▶ GIVEN ENTRIES:
>>>>
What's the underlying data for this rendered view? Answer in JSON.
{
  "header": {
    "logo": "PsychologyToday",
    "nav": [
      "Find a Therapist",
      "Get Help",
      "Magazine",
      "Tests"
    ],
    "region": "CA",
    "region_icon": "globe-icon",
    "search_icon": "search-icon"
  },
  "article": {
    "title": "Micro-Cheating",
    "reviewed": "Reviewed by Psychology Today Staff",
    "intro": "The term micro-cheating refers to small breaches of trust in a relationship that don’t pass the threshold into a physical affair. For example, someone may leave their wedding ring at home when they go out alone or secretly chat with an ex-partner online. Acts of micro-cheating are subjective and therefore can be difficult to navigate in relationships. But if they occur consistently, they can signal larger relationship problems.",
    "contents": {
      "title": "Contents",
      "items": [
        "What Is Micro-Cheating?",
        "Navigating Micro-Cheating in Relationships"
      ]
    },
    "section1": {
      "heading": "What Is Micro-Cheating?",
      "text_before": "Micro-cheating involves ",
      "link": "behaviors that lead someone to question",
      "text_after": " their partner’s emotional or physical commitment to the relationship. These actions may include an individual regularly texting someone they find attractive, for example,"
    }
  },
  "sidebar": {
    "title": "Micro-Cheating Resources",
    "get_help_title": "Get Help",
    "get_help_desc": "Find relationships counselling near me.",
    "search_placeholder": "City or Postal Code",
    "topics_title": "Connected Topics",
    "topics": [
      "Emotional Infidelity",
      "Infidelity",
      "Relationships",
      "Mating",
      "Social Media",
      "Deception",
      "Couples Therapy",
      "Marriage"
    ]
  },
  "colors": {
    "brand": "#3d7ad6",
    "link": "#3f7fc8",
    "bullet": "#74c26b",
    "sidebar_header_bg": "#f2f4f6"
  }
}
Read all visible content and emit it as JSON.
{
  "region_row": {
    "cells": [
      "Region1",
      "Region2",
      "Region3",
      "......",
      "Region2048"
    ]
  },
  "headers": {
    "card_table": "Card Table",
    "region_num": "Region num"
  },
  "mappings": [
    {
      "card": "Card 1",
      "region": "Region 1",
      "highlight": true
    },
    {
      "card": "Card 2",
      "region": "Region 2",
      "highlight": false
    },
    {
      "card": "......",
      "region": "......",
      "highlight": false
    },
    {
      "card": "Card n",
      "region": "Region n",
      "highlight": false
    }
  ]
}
<<<<
▶ GOAL:
Identify how many lines in the entries above contain the word "link" and provide only that figure.

▶ RESPONSE:
2